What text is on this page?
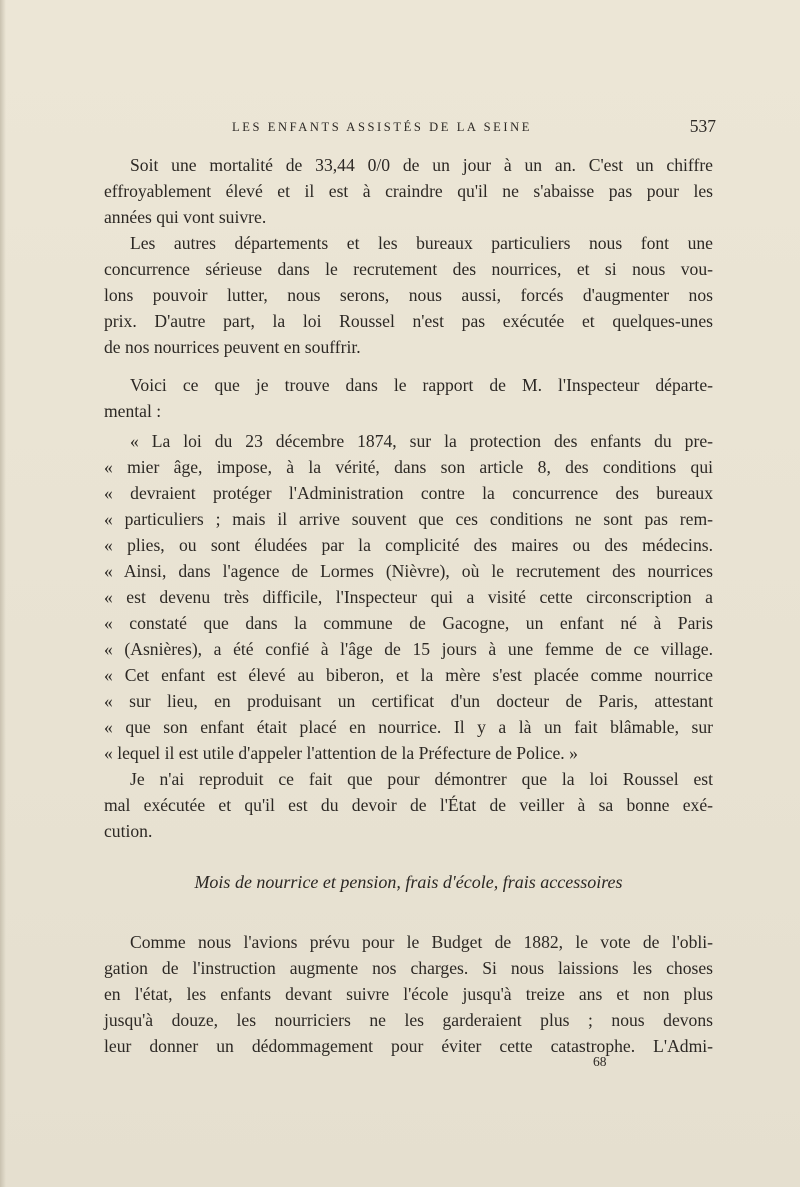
LES ENFANTS ASSISTÉS DE LA SEINE	537
Soit une mortalité de 33,44 0/0 de un jour à un an. C'est un chiffre
effroyablement élevé et il est à craindre qu'il ne s'abaisse pas pour les
années qui vont suivre.
Les autres départements et les bureaux particuliers nous font une
concurrence sérieuse dans le recrutement des nourrices, et si nous vou-
lons pouvoir lutter, nous serons, nous aussi, forcés d'augmenter nos
prix. D'autre part, la loi Roussel n'est pas exécutée et quelques-unes
de nos nourrices peuvent en souffrir.
Voici ce que je trouve dans le rapport de M. l'Inspecteur départe-
mental :
« La loi du 23 décembre 1874, sur la protection des enfants du pre-
« mier âge, impose, à la vérité, dans son article 8, des conditions qui
« devraient protéger l'Administration contre la concurrence des bureaux
« particuliers ; mais il arrive souvent que ces conditions ne sont pas rem-
« plies, ou sont éludées par la complicité des maires ou des médecins.
« Ainsi, dans l'agence de Lormes (Nièvre), où le recrutement des nourrices
« est devenu très difficile, l'Inspecteur qui a visité cette circonscription a
« constaté que dans la commune de Gacogne, un enfant né à Paris
« (Asnières), a été confié à l'âge de 15 jours à une femme de ce village.
« Cet enfant est élevé au biberon, et la mère s'est placée comme nourrice
« sur lieu, en produisant un certificat d'un docteur de Paris, attestant
« que son enfant était placé en nourrice. Il y a là un fait blâmable, sur
« lequel il est utile d'appeler l'attention de la Préfecture de Police. »
Je n'ai reproduit ce fait que pour démontrer que la loi Roussel est
mal exécutée et qu'il est du devoir de l'État de veiller à sa bonne exé-
cution.
Mois de nourrice et pension, frais d'école, frais accessoires
Comme nous l'avions prévu pour le Budget de 1882, le vote de l'obli-
gation de l'instruction augmente nos charges. Si nous laissions les choses
en l'état, les enfants devant suivre l'école jusqu'à treize ans et non plus
jusqu'à douze, les nourriciers ne les garderaient plus ; nous devons
leur donner un dédommagement pour éviter cette catastrophe. L'Admi-
68
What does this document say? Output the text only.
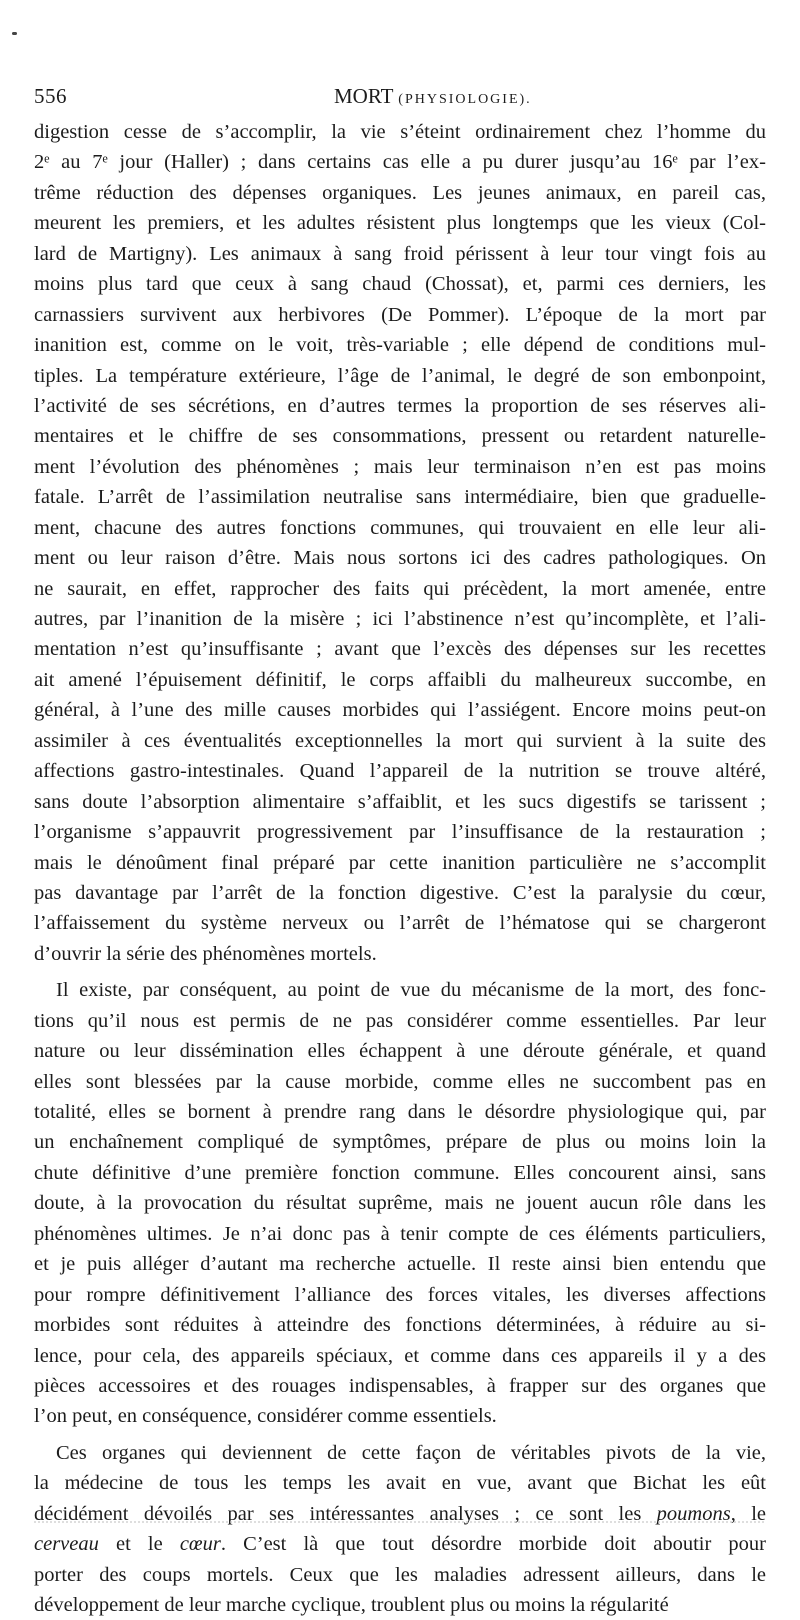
556	MORT (PHYSIOLOGIE).
digestion cesse de s’accomplir, la vie s’éteint ordinairement chez l’homme du
2ᵉ au 7ᵉ jour (Haller) ; dans certains cas elle a pu durer jusqu’au 16ᵉ par l’ex-
trême réduction des dépenses organiques. Les jeunes animaux, en pareil cas,
meurent les premiers, et les adultes résistent plus longtemps que les vieux (Col-
lard de Martigny). Les animaux à sang froid périssent à leur tour vingt fois au
moins plus tard que ceux à sang chaud (Chossat), et, parmi ces derniers, les
carnassiers survivent aux herbivores (De Pommer). L’époque de la mort par
inanition est, comme on le voit, très-variable ; elle dépend de conditions mul-
tiples. La température extérieure, l’âge de l’animal, le degré de son embonpoint,
l’activité de ses sécrétions, en d’autres termes la proportion de ses réserves ali-
mentaires et le chiffre de ses consommations, pressent ou retardent naturelle-
ment l’évolution des phénomènes ; mais leur terminaison n’en est pas moins
fatale. L’arrêt de l’assimilation neutralise sans intermédiaire, bien que graduelle-
ment, chacune des autres fonctions communes, qui trouvaient en elle leur ali-
ment ou leur raison d’être. Mais nous sortons ici des cadres pathologiques. On
ne saurait, en effet, rapprocher des faits qui précèdent, la mort amenée, entre
autres, par l’inanition de la misère ; ici l’abstinence n’est qu’incomplète, et l’ali-
mentation n’est qu’insuffisante ; avant que l’excès des dépenses sur les recettes
ait amené l’épuisement définitif, le corps affaibli du malheureux succombe, en
général, à l’une des mille causes morbides qui l’assiégent. Encore moins peut-on
assimiler à ces éventualités exceptionnelles la mort qui survient à la suite des
affections gastro-intestinales. Quand l’appareil de la nutrition se trouve altéré,
sans doute l’absorption alimentaire s’affaiblit, et les sucs digestifs se tarissent ;
l’organisme s’appauvrit progressivement par l’insuffisance de la restauration ;
mais le dénoûment final préparé par cette inanition particulière ne s’accomplit
pas davantage par l’arrêt de la fonction digestive. C’est la paralysie du cœur,
l’affaissement du système nerveux ou l’arrêt de l’hématose qui se chargeront
d’ouvrir la série des phénomènes mortels.
Il existe, par conséquent, au point de vue du mécanisme de la mort, des fonc-
tions qu’il nous est permis de ne pas considérer comme essentielles. Par leur
nature ou leur dissémination elles échappent à une déroute générale, et quand
elles sont blessées par la cause morbide, comme elles ne succombent pas en
totalité, elles se bornent à prendre rang dans le désordre physiologique qui, par
un enchaînement compliqué de symptômes, prépare de plus ou moins loin la
chute définitive d’une première fonction commune. Elles concourent ainsi, sans
doute, à la provocation du résultat suprême, mais ne jouent aucun rôle dans les
phénomènes ultimes. Je n’ai donc pas à tenir compte de ces éléments particuliers,
et je puis alléger d’autant ma recherche actuelle. Il reste ainsi bien entendu que
pour rompre définitivement l’alliance des forces vitales, les diverses affections
morbides sont réduites à atteindre des fonctions déterminées, à réduire au si-
lence, pour cela, des appareils spéciaux, et comme dans ces appareils il y a des
pièces accessoires et des rouages indispensables, à frapper sur des organes que
l’on peut, en conséquence, considérer comme essentiels.
Ces organes qui deviennent de cette façon de véritables pivots de la vie,
la médecine de tous les temps les avait en vue, avant que Bichat les eût
décidément dévoilés par ses intéressantes analyses ; ce sont les poumons, le
cerveau et le cœur. C’est là que tout désordre morbide doit aboutir pour
porter des coups mortels. Ceux que les maladies adressent ailleurs, dans le
développement de leur marche cyclique, troublent plus ou moins la régularité
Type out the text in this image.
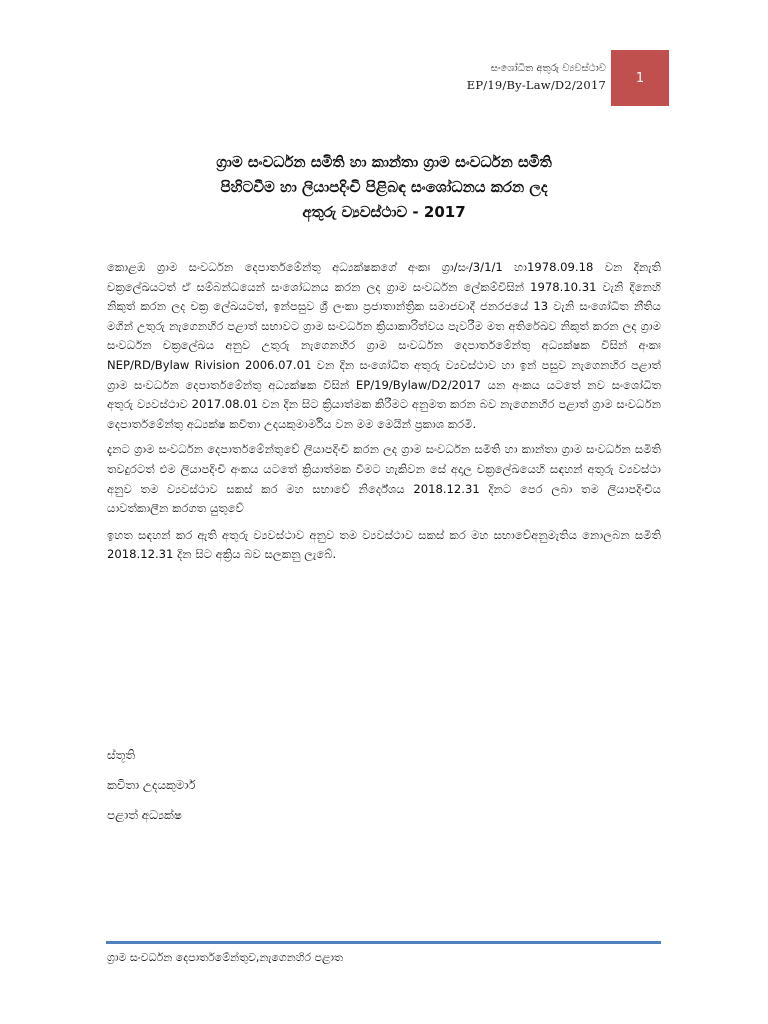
සංශෝධිත අතුරු ව්‍යවස්ථාව
EP/19/By-Law/D2/2017 1
ග්‍රාම සංවර්ධන සමිති හා කාන්තා ග්‍රාම සංවර්ධන සමිති
පිහිටවීම හා ලියාපදිංචි පිළිබඳ සංශෝධනය කරන ලද
අතුරු ව්‍යවස්ථාව - 2017

කොළඹ ග්‍රාම සංවර්ධන දෙපාර්තමේන්තු අධ්‍යක්ෂකගේ අංකඃ ග්‍රා/සං/3/1/1 හා1978.09.18 වන දිනැති චක්‍රලේඛයටත් ඒ සම්බන්ධයෙන් සංශෝධනය කරන ලද ග්‍රාම සංවර්ධන ලේකම්විසින් 1978.10.31 වැනි දිනෙහි නිකුත් කරන ලද චක්‍ර ලේඛයටත්, ඉන්පසුව ශ්‍රී ලංකා ප්‍රජාතාන්ත්‍රික සමාජවාදී ජනරජයේ 13 වැනි සංශෝධිත නීතිය මගින් උතුරු නැගෙනහිර පළාත් සභාවට ග්‍රාම සංවර්ධන ක්‍රියාකාරිත්වය පැවරීම මත අතිරේඛව නිකුත් කරන ලද ග්‍රාම සංවර්ධන චක්‍රලේඛය අනුව උතුරු නැගෙනහිර ග්‍රාම සංවර්ධන දෙපාර්තමේන්තු අධ්‍යක්ෂක විසින් අංකඃ NEP/RD/Bylaw Rivision 2006.07.01 වන දින සංශෝධිත අතුරු ව්‍යවස්ථාව හා ඉන් පසුව නැගෙනහිර පළාත් ග්‍රාම සංවර්ධන දෙපාර්තමේන්තු අධ්‍යක්ෂක විසින් EP/19/Bylaw/D2/2017 යන අංකය යටතේ නව සංශෝධිත අතුරු ව්‍යවස්ථාව 2017.08.01 වන දින සිට ක්‍රියාත්මක කිරීමට අනුමත කරන බව නැගෙනහිර පළාත් ග්‍රාම සංවර්ධන දෙපාර්තමේන්තු අධ්‍යක්ෂ කවිතා උදයකුමාර්මිය වන මම මෙයින් ප්‍රකාශ කරමි.

දැනට ග්‍රාම සංවර්ධන දෙපාර්තමේන්තුවේ ලියාපදිංචි කරන ලද ග්‍රාම සංවර්ධන සමිති හා කාන්තා ග්‍රාම සංවර්ධන සමිති තවදුරටත් එම ලියාපදිංචි අංකය යටතේ ක්‍රියාත්මක වීමට හැකිවන සේ අදාල චක්‍රලේඛයෙහි සඳහන් අතුරු ව්‍යවස්ථා අනුව තම ව්‍යවස්ථාව සකස් කර මහ සභාවේ නිර්දේශය 2018.12.31 දිනට පෙර ලබා තම ලියාපදිංචිය යාවත්කාලීන කරගත යුතුවේ

ඉහත සඳහන් කර ඇති අතුරු ව්‍යවස්ථාව අනුව තම ව්‍යවස්ථාව සකස් කර මහ සභාවේඅනුමැතිය නොලබන සමිති 2018.12.31 දින සිට අක්‍රිය බව සලකනු ලැබේ.

ස්තූති
කවිතා උදයකුමාර්
පළාත් අධ්‍යක්ෂ
ග්‍රාම සංවර්ධන දෙපාර්තමේන්තුව,නැගෙනහිර පළාත
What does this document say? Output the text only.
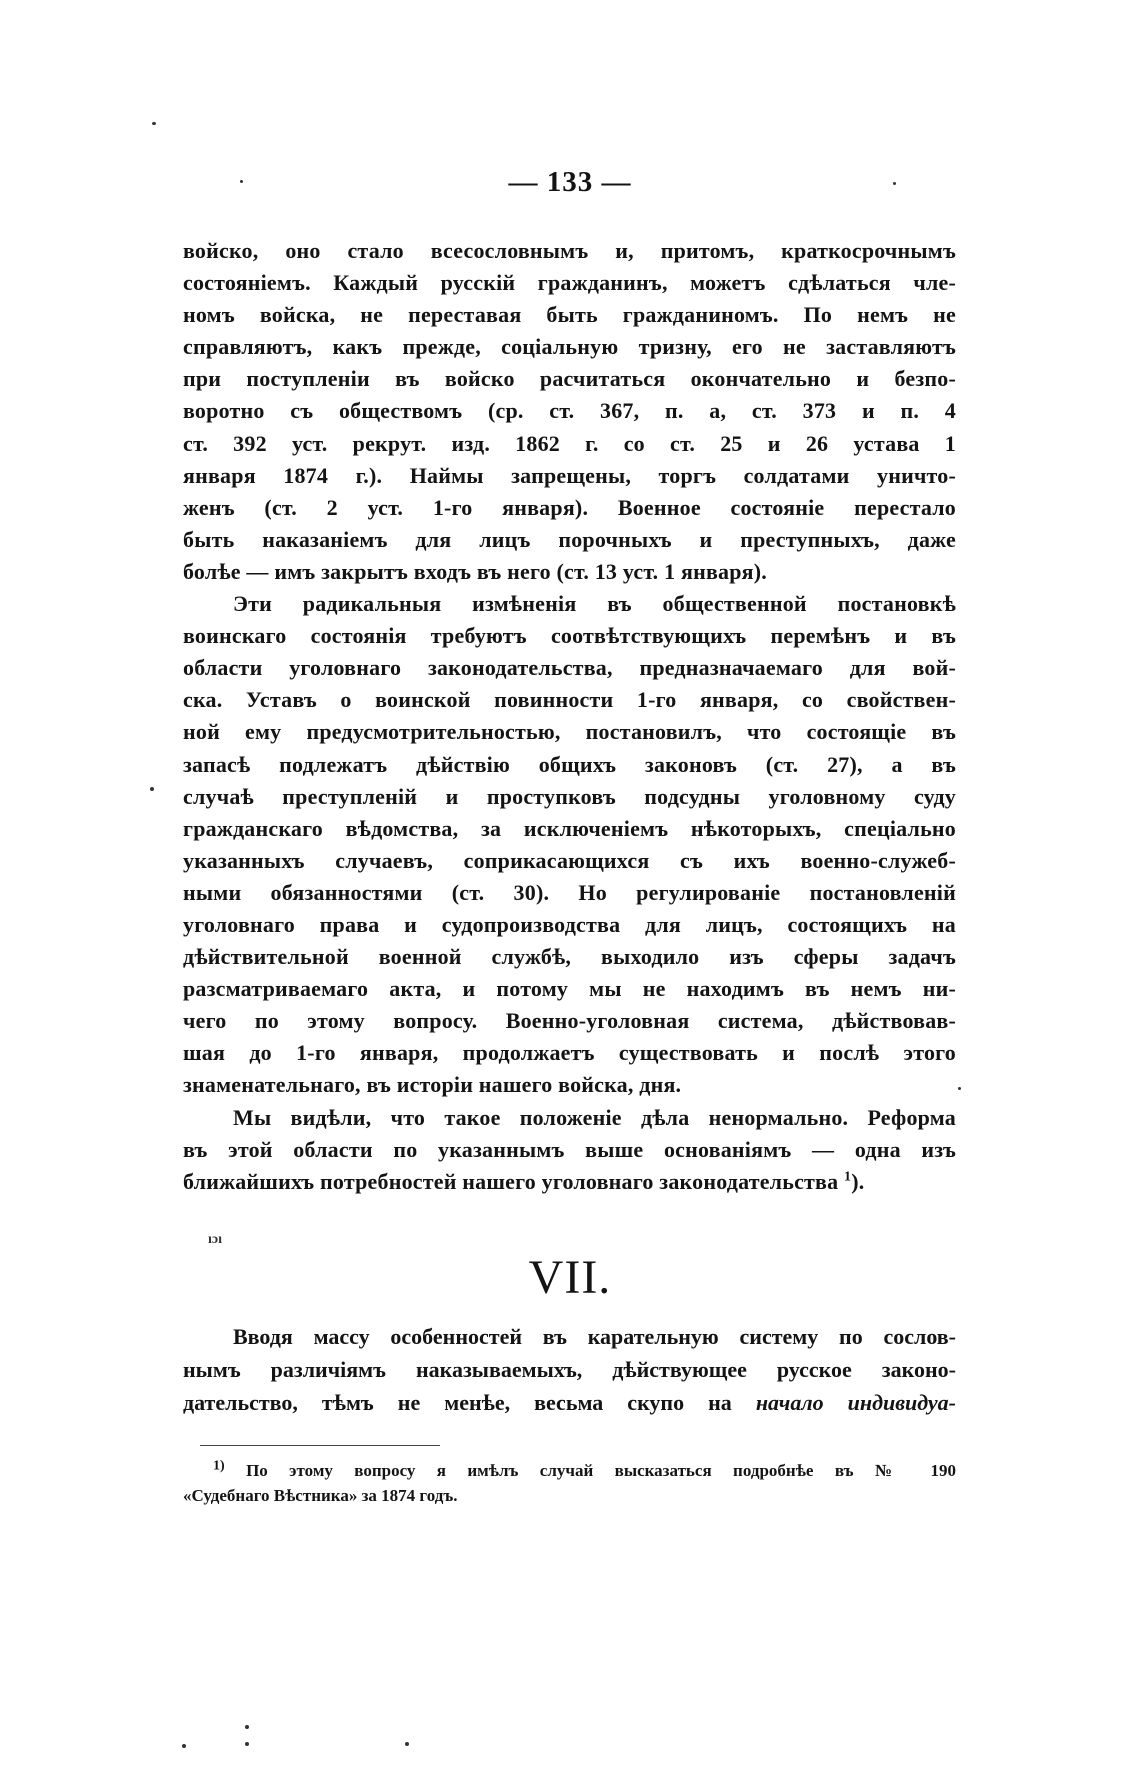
— 133 —
войско, оно стало всесословнымъ и, притомъ, краткосрочнымъ
состояніемъ. Каждый русскій гражданинъ, можетъ сдѣлаться чле-
номъ войска, не переставая быть гражданиномъ. По немъ не
справляютъ, какъ прежде, соціальную тризну, его не заставляютъ
при поступленіи въ войско расчитаться окончательно и безпо-
воротно съ обществомъ (ср. ст. 367, п. а, ст. 373 и п. 4
ст. 392 уст. рекрут. изд. 1862 г. со ст. 25 и 26 устава 1
января 1874 г.). Наймы запрещены, торгъ солдатами уничто-
женъ (ст. 2 уст. 1-го января). Военное состояніе перестало
быть наказаніемъ для лицъ порочныхъ и преступныхъ, даже
болѣе — имъ закрытъ входъ въ него (ст. 13 уст. 1 января).
Эти радикальныя измѣненія въ общественной постановкѣ
воинскаго состоянія требуютъ соотвѣтствующихъ перемѣнъ и въ
области уголовнаго законодательства, предназначаемаго для вой-
ска. Уставъ о воинской повинности 1-го января, со свойствен-
ной ему предусмотрительностью, постановилъ, что состоящіе въ
запасѣ подлежатъ дѣйствію общихъ законовъ (ст. 27), а въ
случаѣ преступленій и проступковъ подсудны уголовному суду
гражданскаго вѣдомства, за исключеніемъ нѣкоторыхъ, спеціально
указанныхъ случаевъ, соприкасающихся съ ихъ военно-служеб-
ными обязанностями (ст. 30). Но регулированіе постановленій
уголовнаго права и судопроизводства для лицъ, состоящихъ на
дѣйствительной военной службѣ, выходило изъ сферы задачъ
разсматриваемаго акта, и потому мы не находимъ въ немъ ни-
чего по этому вопросу. Военно-уголовная система, дѣйствовав-
шая до 1-го января, продолжаетъ существовать и послѣ этого
знаменательнаго, въ исторіи нашего войска, дня.
Мы видѣли, что такое положеніе дѣла ненормально. Реформа
въ этой области по указаннымъ выше основаніямъ — одна изъ
ближайшихъ потребностей нашего уголовнаго законодательства $^1$).
ıɔı
VII.
Вводя массу особенностей въ карательную систему по сослов-
нымъ различіямъ наказываемыхъ, дѣйствующее русское законо-
дательство, тѣмъ не менѣе, весьма скупо на начало индивидуа-
$^{1)}$ По этому вопросу я имѣлъ случай высказаться подробнѣе въ № 190
«Судебнаго Вѣстника» за 1874 годъ.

● ● ●

**EXERCISE REQUIREMENTS:**
Where a line in the entries holds "considérer", copy that line.

**FINISHED ANSWER:**
tions qu’il nous est permis de ne pas considérer comme essentielles. Par leur
l’on peut, en conséquence, considérer comme essentiels.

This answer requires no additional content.